### EXERCISE
In the records below, copy out every line from the one that contains "540, 770, 581]" through the one that contains "490, 490, 540]", both included, with no changes.

(Dataset records)
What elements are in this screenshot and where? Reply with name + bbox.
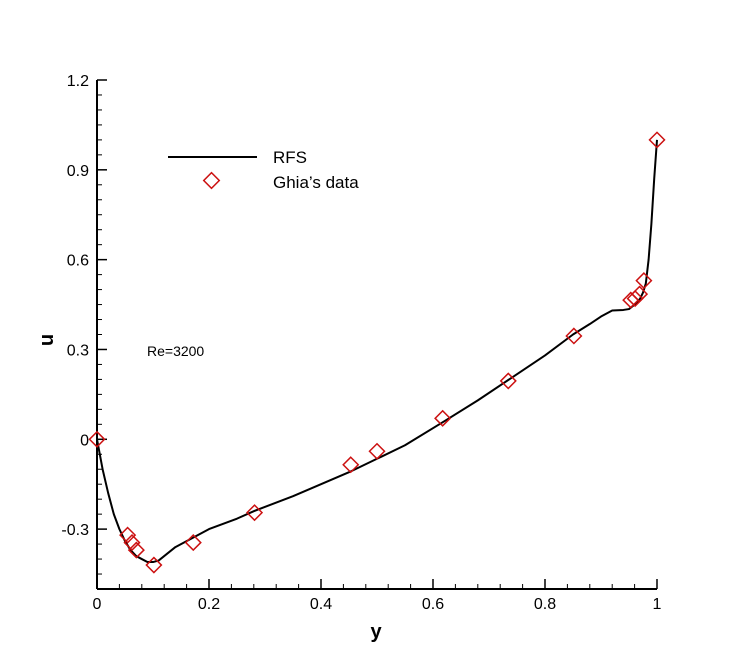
ghia-data-point — [565, 327, 583, 345]
ticks — [96, 79, 658, 590]
y-tick-label: 0.6 — [67, 253, 89, 270]
x-axis-title: y — [370, 621, 382, 643]
re-annotation: Re=3200 — [147, 343, 204, 359]
y-tick-label: 0.3 — [67, 342, 89, 359]
ghia-data-point — [88, 430, 106, 448]
y-axis-title: u — [36, 334, 58, 346]
x-tick-label: 1 — [653, 596, 662, 613]
ghia-data-point — [245, 504, 264, 522]
ghia-data-point — [342, 456, 360, 474]
x-tick-label: 0.4 — [310, 596, 332, 613]
ghia-data-point — [145, 556, 163, 574]
x-tick-label: 0.2 — [198, 596, 220, 613]
x-tick-label: 0 — [93, 596, 102, 613]
y-tick-label: 0.9 — [67, 163, 89, 180]
legend-rfs-label: RFS — [273, 148, 307, 167]
tick-labels: 0 0.2 0.4 0.6 0.8 1 -0.3 0 0.3 0.6 0.9 1.2 — [61, 73, 661, 613]
ghia-data-point — [127, 541, 145, 559]
ghia-data-point — [635, 272, 653, 290]
ghia-data-point — [434, 409, 452, 427]
legend: RFS Ghia’s data — [168, 148, 359, 192]
ghia-data-point — [630, 285, 649, 303]
ghia-data-point — [368, 442, 386, 460]
y-tick-label: 0 — [80, 432, 89, 449]
ghia-data-point — [119, 526, 137, 544]
x-tick-label: 0.6 — [422, 596, 444, 613]
series-layer — [88, 131, 666, 574]
legend-ghia-label: Ghia’s data — [273, 173, 359, 192]
ghia-data-point — [648, 131, 666, 149]
ghia-data-point — [499, 372, 517, 390]
ghia-data-point — [123, 534, 141, 552]
x-tick-label: 0.8 — [534, 596, 556, 613]
legend-ghia-marker-swatch — [202, 171, 221, 190]
ghia-data-point — [184, 534, 202, 552]
y-tick-label: -0.3 — [61, 522, 89, 539]
y-tick-label: 1.2 — [67, 73, 89, 90]
ghia-data-point — [626, 290, 644, 308]
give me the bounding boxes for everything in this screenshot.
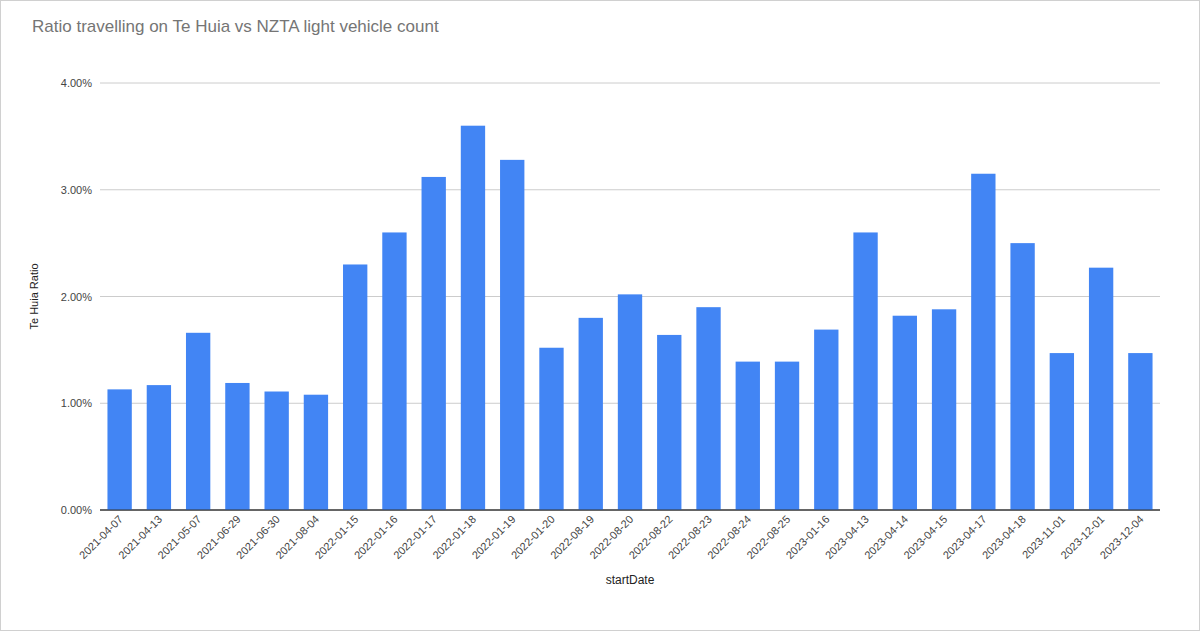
chart-container: Ratio travelling on Te Huia vs NZTA ligh… [0,0,1200,631]
bar [264,392,288,510]
bar [971,174,995,510]
bar [696,307,720,510]
bar [500,160,524,510]
y-axis-title: Te Huia Ratio [28,263,40,329]
bar [893,316,917,510]
page: {"chart_data": {"type": "bar", "title": … [0,0,1200,631]
bar [1010,243,1034,510]
bar [343,264,367,510]
bar [736,362,760,510]
bar [814,330,838,510]
bar [186,333,210,510]
bar [579,318,603,510]
y-tick-label: 2.00% [61,291,92,303]
bar [461,126,485,510]
x-axis-title: startDate [606,573,655,587]
bar [1089,268,1113,510]
bars [107,126,1152,510]
chart-svg: Ratio travelling on Te Huia vs NZTA ligh… [0,0,1200,631]
x-axis-line [100,510,1160,511]
y-tick-label: 3.00% [61,184,92,196]
x-tick-label: 2023-12-04 [1098,513,1146,561]
bar [932,309,956,510]
grid-line [100,189,1160,190]
y-tick-label: 1.00% [61,397,92,409]
bar [657,335,681,510]
grid-line [100,83,1160,84]
bar [1128,353,1152,510]
background [1,1,1200,631]
bar [147,385,171,510]
y-tick-label: 4.00% [61,77,92,89]
bar [853,232,877,510]
bar [775,362,799,510]
bar [422,177,446,510]
bar [382,232,406,510]
y-tick-label: 0.00% [61,504,92,516]
bar [1050,353,1074,510]
bar [304,395,328,510]
title: Ratio travelling on Te Huia vs NZTA ligh… [32,17,439,36]
bar [539,348,563,510]
grid-line [100,510,1160,511]
bar [225,383,249,510]
bar [618,294,642,510]
bar [107,389,131,510]
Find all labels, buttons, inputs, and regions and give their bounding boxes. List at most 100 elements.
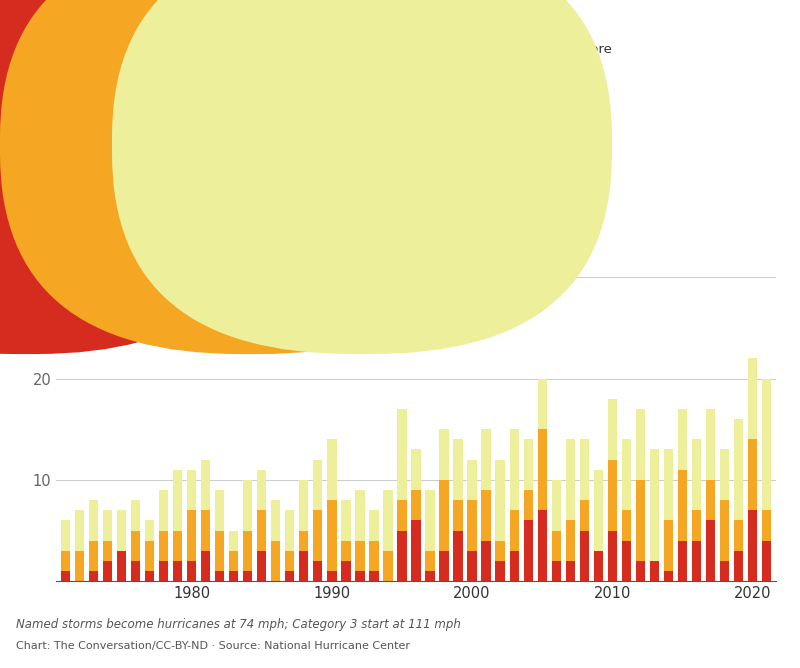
Bar	[762, 540, 770, 581]
Bar	[607, 460, 617, 530]
Text: Named storms become hurricanes at 74 mph; Category 3 start at 111 mph: Named storms become hurricanes at 74 mph…	[16, 618, 461, 631]
Bar	[215, 530, 225, 571]
Text: 50 years of Atlantic hurricanes: 50 years of Atlantic hurricanes	[16, 10, 404, 30]
Bar	[355, 571, 365, 581]
Bar	[370, 540, 378, 571]
Bar	[398, 530, 406, 581]
Bar	[482, 430, 490, 490]
Text: Chart: The Conversation/CC-BY-ND · Source: National Hurricane Center: Chart: The Conversation/CC-BY-ND · Sourc…	[16, 641, 410, 651]
Text: Hurricanes: Hurricanes	[266, 138, 338, 152]
Bar	[454, 440, 462, 500]
Bar	[748, 510, 757, 581]
Bar	[678, 409, 686, 470]
Bar	[286, 551, 294, 571]
Bar	[551, 530, 561, 561]
Bar	[579, 440, 589, 500]
Bar	[523, 490, 533, 520]
Bar	[720, 500, 729, 561]
Bar	[355, 540, 365, 571]
Bar	[327, 500, 337, 571]
Bar	[566, 440, 574, 520]
Bar	[314, 460, 322, 510]
Bar	[482, 490, 490, 540]
Text: Major hurricanes, with wind speeds of 111 miles per hour and above, have become : Major hurricanes, with wind speeds of 11…	[16, 43, 612, 74]
Bar	[748, 358, 757, 440]
Bar	[650, 561, 658, 581]
Bar	[538, 510, 546, 581]
Bar	[314, 561, 322, 581]
Bar	[187, 470, 197, 510]
Text: Major hurricanes (Category 3-5): Major hurricanes (Category 3-5)	[42, 138, 254, 152]
Bar	[439, 480, 449, 551]
Bar	[215, 490, 225, 530]
Bar	[607, 399, 617, 460]
Bar	[75, 551, 84, 581]
Bar	[243, 571, 253, 581]
Bar	[579, 530, 589, 581]
Bar	[187, 561, 197, 581]
Bar	[510, 551, 518, 581]
Bar	[243, 480, 253, 530]
Bar	[734, 551, 742, 581]
Bar	[622, 510, 630, 540]
Bar	[622, 540, 630, 581]
Bar	[439, 430, 449, 480]
Bar	[131, 500, 140, 530]
Bar	[482, 540, 490, 581]
Bar	[510, 430, 518, 510]
Bar	[103, 561, 112, 581]
Bar	[230, 551, 238, 571]
Bar	[734, 520, 742, 551]
Bar	[187, 510, 197, 561]
Bar	[692, 510, 701, 540]
Bar	[174, 470, 182, 530]
Bar	[635, 561, 645, 581]
Bar	[314, 510, 322, 561]
Bar	[103, 540, 112, 561]
Bar	[243, 530, 253, 571]
Bar	[327, 571, 337, 581]
Bar	[131, 561, 140, 581]
Bar	[720, 450, 729, 500]
Bar	[411, 450, 421, 490]
Bar	[495, 460, 505, 540]
Bar	[398, 409, 406, 500]
Bar	[426, 551, 434, 571]
Bar	[495, 540, 505, 561]
Bar	[454, 530, 462, 581]
Bar	[566, 520, 574, 561]
Bar	[762, 510, 770, 540]
Bar	[454, 500, 462, 530]
Bar	[650, 450, 658, 561]
Bar	[678, 540, 686, 581]
Bar	[271, 500, 281, 540]
Bar	[607, 530, 617, 581]
Bar	[411, 490, 421, 520]
Bar	[258, 510, 266, 551]
Bar	[510, 510, 518, 551]
Bar	[159, 490, 169, 530]
Bar	[663, 450, 673, 520]
Bar	[411, 520, 421, 581]
Bar	[622, 440, 630, 510]
Bar	[734, 419, 742, 520]
Bar	[62, 551, 70, 571]
Bar	[159, 530, 169, 561]
Bar	[538, 430, 546, 510]
Bar	[383, 551, 393, 581]
Bar	[748, 440, 757, 510]
Bar	[706, 409, 714, 480]
Bar	[103, 510, 112, 540]
Bar	[118, 510, 126, 551]
Bar	[383, 490, 393, 551]
Text: Named tropical storms: Named tropical storms	[378, 138, 529, 152]
Bar	[215, 571, 225, 581]
Bar	[118, 551, 126, 581]
Bar	[299, 480, 309, 530]
Bar	[327, 440, 337, 500]
Bar	[286, 510, 294, 551]
Bar	[258, 551, 266, 581]
Bar	[467, 551, 477, 581]
Bar	[355, 490, 365, 540]
Bar	[467, 460, 477, 500]
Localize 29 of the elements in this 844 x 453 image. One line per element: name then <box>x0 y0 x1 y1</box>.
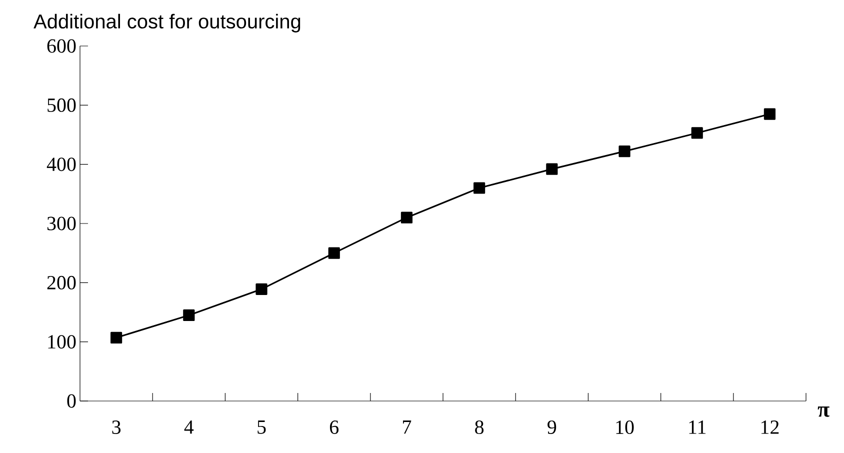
point <box>546 163 558 175</box>
point <box>764 108 776 120</box>
point <box>474 182 486 194</box>
x-tick-label: 5 <box>258 420 266 434</box>
point <box>256 283 268 295</box>
y-axis-title: Additional cost for outsourcing <box>34 14 300 32</box>
x-axis-title: π <box>818 406 830 417</box>
point <box>618 146 630 158</box>
y-tick-label: 600 <box>47 39 76 53</box>
x-tick-label: 7 <box>403 420 412 434</box>
x-tick-label: 11 <box>689 420 706 434</box>
point <box>691 127 703 139</box>
x-tick-label: 12 <box>761 420 779 434</box>
x-tick-label: 10 <box>616 420 634 434</box>
x-tick-label: 9 <box>548 420 556 434</box>
y-tick-label: 300 <box>47 216 76 230</box>
point <box>183 309 195 322</box>
x-tick-label: 3 <box>112 420 121 434</box>
y-tick-label: 500 <box>48 98 76 112</box>
point <box>110 332 122 344</box>
y-tick-label: 100 <box>48 335 76 349</box>
point <box>328 247 340 259</box>
y-tick-label: 200 <box>47 276 76 290</box>
point <box>400 212 413 224</box>
x-tick-label: 4 <box>184 420 194 434</box>
x-tick-label: 6 <box>330 420 339 434</box>
y-tick-label: 400 <box>46 158 76 172</box>
y-tick-label: 0 <box>67 394 76 408</box>
x-tick-label: 8 <box>475 420 484 434</box>
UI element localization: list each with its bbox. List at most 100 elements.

### RESULT OF THIS EXERCISE
Bar	[762, 540, 770, 581]
Bar	[607, 460, 617, 530]
Text: Named storms become hurricanes at 74 mph; Category 3 start at 111 mph: Named storms become hurricanes at 74 mph…	[16, 618, 461, 631]
Bar	[215, 530, 225, 571]
Text: 50 years of Atlantic hurricanes: 50 years of Atlantic hurricanes	[16, 10, 404, 30]
Bar	[355, 571, 365, 581]
Bar	[370, 540, 378, 571]
Bar	[398, 530, 406, 581]
Bar	[482, 430, 490, 490]
Text: Chart: The Conversation/CC-BY-ND · Source: National Hurricane Center: Chart: The Conversation/CC-BY-ND · Sourc…	[16, 641, 410, 651]
Text: Hurricanes: Hurricanes	[266, 138, 338, 152]
Bar	[454, 440, 462, 500]
Bar	[748, 510, 757, 581]
Bar	[678, 409, 686, 470]
Bar	[286, 551, 294, 571]
Bar	[551, 530, 561, 561]
Bar	[579, 440, 589, 500]
Bar	[523, 490, 533, 520]
Bar	[720, 500, 729, 561]
Bar	[355, 540, 365, 571]
Bar	[327, 500, 337, 571]
Bar	[566, 440, 574, 520]
Bar	[314, 460, 322, 510]
Bar	[482, 490, 490, 540]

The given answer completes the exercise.